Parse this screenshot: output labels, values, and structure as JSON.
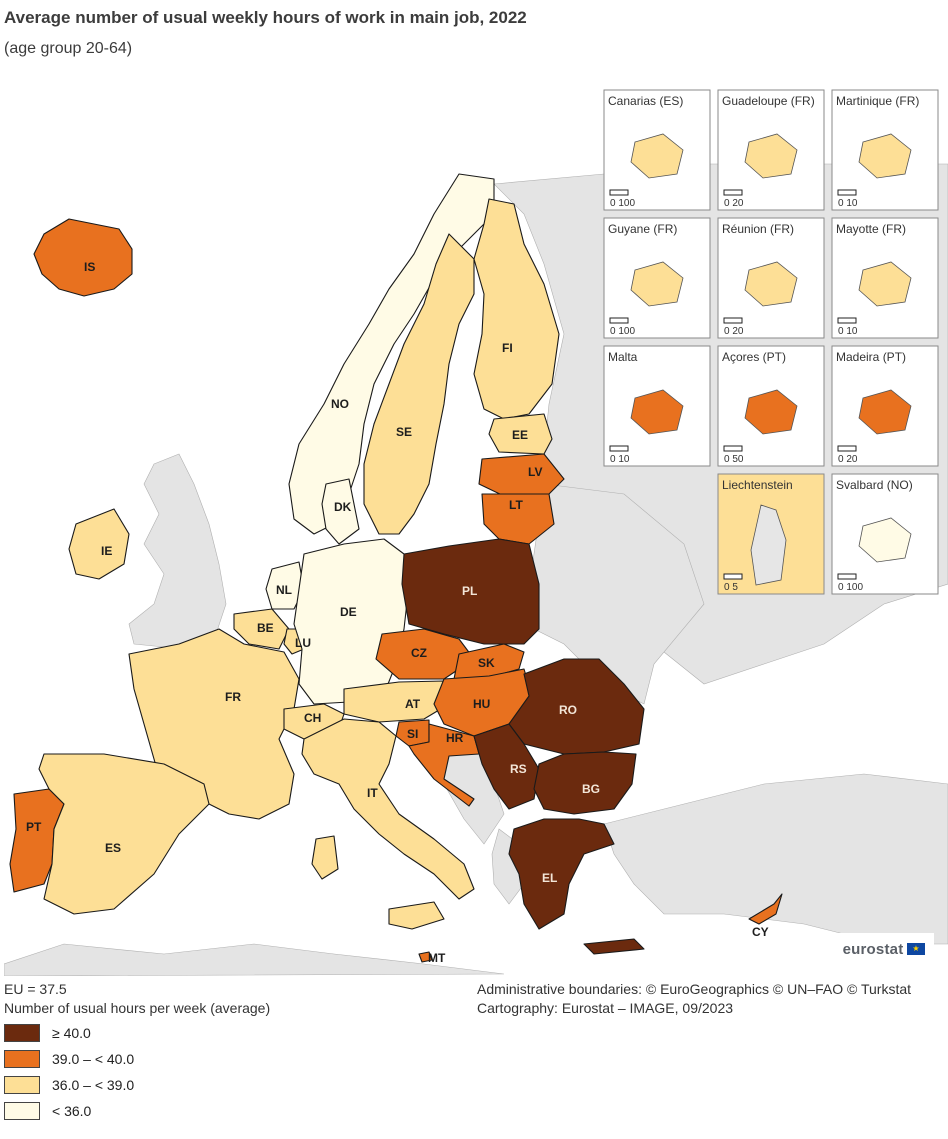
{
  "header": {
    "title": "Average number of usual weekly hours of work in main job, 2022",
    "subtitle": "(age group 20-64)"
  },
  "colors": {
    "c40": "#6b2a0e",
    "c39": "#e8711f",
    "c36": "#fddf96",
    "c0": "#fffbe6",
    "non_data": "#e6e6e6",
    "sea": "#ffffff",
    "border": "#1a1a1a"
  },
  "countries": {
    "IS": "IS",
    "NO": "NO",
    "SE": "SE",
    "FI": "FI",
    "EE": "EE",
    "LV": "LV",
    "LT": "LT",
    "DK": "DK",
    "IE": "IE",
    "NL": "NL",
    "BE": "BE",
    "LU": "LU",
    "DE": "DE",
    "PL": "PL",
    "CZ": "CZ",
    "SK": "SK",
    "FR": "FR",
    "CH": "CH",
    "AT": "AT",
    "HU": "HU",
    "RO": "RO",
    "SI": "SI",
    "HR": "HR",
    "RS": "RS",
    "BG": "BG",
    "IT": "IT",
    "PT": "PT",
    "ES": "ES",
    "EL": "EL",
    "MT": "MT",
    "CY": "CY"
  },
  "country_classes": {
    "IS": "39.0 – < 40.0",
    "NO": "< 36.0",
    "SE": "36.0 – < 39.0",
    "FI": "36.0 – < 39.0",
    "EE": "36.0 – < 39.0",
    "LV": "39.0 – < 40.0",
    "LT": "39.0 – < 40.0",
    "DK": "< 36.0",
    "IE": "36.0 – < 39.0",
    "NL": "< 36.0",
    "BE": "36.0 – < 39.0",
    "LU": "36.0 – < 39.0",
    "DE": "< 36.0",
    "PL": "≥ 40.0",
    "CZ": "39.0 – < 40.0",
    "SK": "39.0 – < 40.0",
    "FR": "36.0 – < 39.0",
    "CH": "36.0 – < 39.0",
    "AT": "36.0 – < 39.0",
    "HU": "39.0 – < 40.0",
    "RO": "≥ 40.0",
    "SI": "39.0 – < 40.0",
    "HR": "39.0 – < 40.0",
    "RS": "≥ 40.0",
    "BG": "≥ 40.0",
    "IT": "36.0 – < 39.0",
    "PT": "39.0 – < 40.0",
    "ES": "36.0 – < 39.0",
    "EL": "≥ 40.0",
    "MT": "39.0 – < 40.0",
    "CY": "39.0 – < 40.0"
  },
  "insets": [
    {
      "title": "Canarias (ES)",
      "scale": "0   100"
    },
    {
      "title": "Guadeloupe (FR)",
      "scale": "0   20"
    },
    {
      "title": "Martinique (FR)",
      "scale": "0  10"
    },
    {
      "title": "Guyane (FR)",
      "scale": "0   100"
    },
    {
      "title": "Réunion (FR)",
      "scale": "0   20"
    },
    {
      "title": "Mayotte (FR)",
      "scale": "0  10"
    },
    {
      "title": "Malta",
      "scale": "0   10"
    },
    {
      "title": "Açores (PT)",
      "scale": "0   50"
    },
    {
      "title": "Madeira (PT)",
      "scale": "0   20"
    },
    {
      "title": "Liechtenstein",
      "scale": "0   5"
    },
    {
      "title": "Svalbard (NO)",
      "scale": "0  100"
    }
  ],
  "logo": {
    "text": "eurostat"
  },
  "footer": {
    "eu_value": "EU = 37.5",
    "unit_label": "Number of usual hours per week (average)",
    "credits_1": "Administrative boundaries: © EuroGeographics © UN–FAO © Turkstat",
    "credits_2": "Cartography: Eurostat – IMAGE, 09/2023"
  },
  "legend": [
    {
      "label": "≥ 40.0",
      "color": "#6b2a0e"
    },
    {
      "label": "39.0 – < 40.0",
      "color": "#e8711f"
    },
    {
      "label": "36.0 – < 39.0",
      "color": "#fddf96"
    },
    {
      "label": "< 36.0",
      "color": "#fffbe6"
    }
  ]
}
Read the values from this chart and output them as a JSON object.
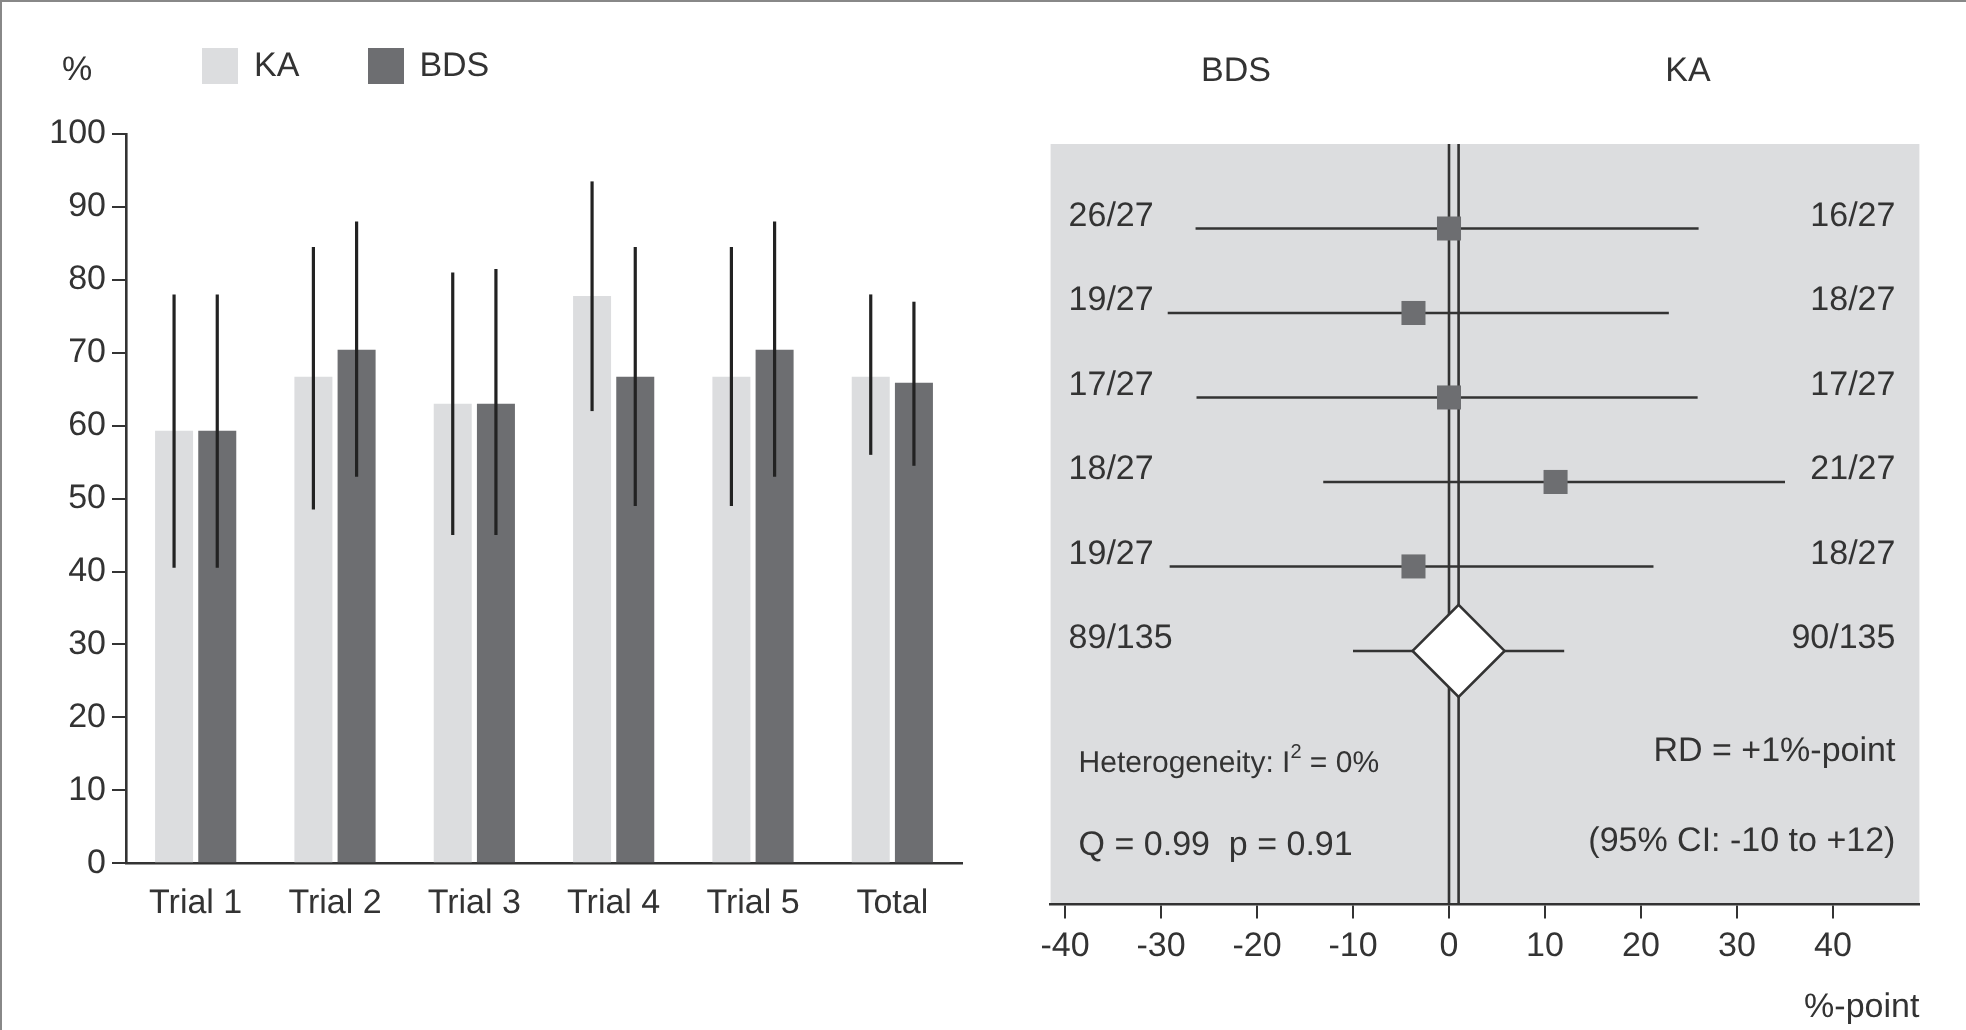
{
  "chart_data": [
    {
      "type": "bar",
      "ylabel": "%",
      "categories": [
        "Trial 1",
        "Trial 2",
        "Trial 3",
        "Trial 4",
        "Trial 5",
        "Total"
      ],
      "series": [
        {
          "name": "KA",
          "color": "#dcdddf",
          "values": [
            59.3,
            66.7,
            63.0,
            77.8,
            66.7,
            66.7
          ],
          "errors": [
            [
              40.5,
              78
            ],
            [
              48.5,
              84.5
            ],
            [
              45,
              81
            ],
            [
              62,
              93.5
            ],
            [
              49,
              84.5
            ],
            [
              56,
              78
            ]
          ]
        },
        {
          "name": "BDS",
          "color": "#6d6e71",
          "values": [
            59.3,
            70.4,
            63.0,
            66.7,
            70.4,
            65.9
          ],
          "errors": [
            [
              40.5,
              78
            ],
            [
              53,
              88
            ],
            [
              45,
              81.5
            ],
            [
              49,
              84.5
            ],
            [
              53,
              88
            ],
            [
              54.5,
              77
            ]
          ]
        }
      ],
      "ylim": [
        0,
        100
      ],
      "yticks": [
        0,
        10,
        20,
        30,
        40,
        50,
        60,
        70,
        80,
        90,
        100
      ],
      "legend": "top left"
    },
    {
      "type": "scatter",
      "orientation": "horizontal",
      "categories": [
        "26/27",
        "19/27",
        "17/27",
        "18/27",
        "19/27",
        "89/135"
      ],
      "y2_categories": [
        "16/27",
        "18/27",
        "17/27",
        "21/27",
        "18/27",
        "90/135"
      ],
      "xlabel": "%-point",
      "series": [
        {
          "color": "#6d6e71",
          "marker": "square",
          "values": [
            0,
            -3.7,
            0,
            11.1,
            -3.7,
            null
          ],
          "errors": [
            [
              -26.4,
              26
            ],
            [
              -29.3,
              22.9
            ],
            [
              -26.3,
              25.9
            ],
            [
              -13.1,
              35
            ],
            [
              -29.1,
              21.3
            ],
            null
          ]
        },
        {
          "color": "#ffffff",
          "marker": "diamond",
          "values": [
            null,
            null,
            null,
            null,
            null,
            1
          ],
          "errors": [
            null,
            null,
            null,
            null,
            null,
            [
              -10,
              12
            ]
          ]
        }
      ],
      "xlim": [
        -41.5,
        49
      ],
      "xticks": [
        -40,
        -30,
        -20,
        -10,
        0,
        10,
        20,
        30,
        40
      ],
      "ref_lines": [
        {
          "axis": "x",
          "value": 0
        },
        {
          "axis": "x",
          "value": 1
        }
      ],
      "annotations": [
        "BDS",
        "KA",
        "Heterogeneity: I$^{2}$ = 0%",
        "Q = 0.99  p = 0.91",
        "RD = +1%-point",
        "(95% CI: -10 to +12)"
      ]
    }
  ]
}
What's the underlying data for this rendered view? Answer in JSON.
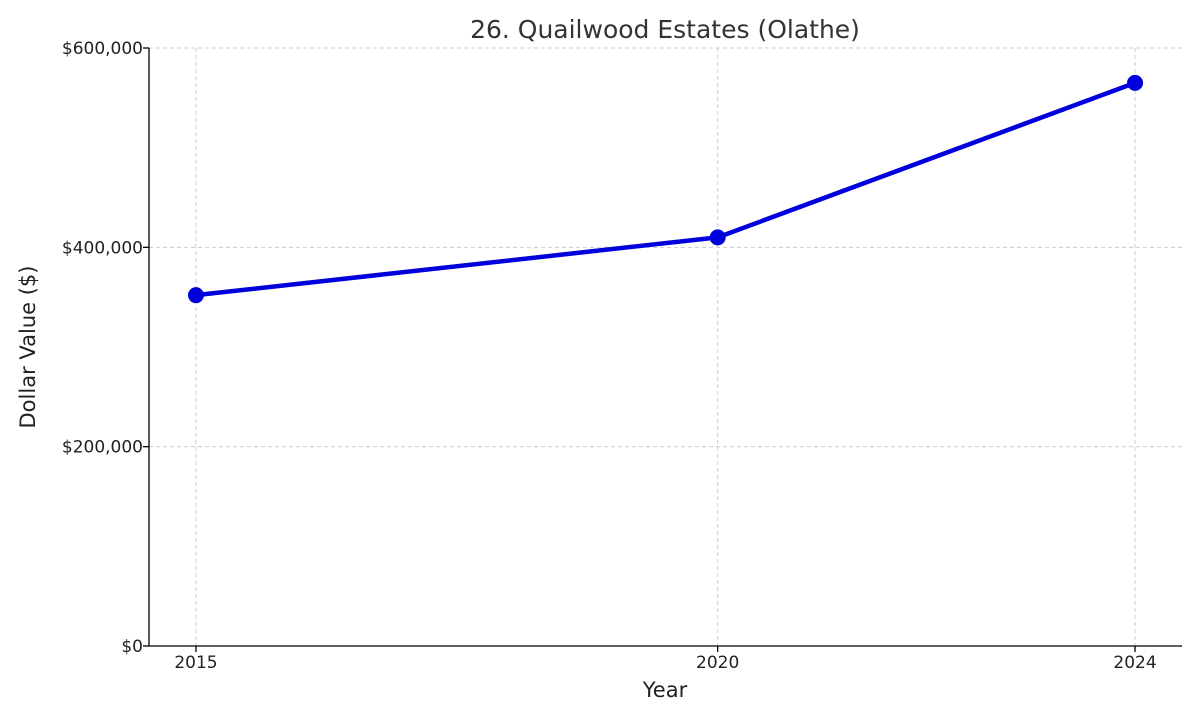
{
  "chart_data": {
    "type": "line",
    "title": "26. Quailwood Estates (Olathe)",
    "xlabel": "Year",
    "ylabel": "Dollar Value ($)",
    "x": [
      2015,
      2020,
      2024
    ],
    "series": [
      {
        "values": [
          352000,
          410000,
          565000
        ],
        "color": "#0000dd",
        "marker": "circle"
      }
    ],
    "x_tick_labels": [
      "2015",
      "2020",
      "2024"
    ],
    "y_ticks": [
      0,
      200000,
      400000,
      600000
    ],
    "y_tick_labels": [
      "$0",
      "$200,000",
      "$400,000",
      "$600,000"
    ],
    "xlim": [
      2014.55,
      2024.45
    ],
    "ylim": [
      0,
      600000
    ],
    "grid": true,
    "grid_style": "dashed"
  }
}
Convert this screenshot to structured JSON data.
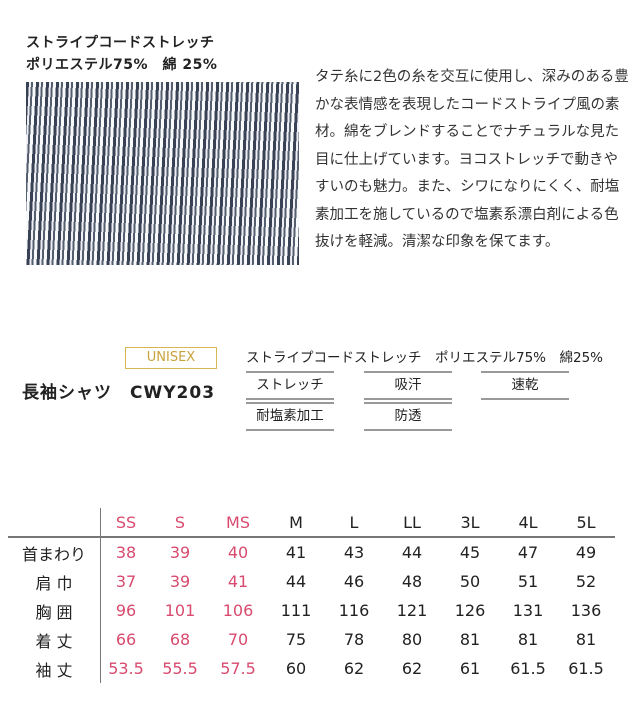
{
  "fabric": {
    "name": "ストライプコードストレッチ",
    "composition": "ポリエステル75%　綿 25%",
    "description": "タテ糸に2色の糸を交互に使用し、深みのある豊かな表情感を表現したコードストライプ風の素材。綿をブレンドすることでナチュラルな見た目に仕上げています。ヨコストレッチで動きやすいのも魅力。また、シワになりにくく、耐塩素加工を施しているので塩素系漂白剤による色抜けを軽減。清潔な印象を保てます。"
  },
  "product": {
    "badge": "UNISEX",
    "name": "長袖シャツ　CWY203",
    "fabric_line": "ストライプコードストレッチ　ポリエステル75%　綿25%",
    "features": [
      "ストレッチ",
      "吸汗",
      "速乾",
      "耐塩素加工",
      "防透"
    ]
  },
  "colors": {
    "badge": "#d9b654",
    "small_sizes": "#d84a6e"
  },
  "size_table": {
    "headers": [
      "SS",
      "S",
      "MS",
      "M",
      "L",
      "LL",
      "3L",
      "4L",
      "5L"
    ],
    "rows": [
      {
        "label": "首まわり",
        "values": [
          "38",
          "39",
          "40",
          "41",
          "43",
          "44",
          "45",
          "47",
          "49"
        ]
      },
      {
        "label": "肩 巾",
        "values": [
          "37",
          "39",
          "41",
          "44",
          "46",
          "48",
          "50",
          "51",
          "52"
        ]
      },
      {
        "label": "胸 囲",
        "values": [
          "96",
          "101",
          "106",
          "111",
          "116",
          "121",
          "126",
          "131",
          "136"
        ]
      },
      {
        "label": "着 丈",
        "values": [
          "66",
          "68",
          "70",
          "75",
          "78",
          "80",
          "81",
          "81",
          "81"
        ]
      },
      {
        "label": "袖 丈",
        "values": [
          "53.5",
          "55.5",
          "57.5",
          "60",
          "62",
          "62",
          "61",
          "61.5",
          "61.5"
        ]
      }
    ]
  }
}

........

GIVEN TASK: Tell how many lines in the material above include the word "this", giving the number only.

TASK RESPONSE: 4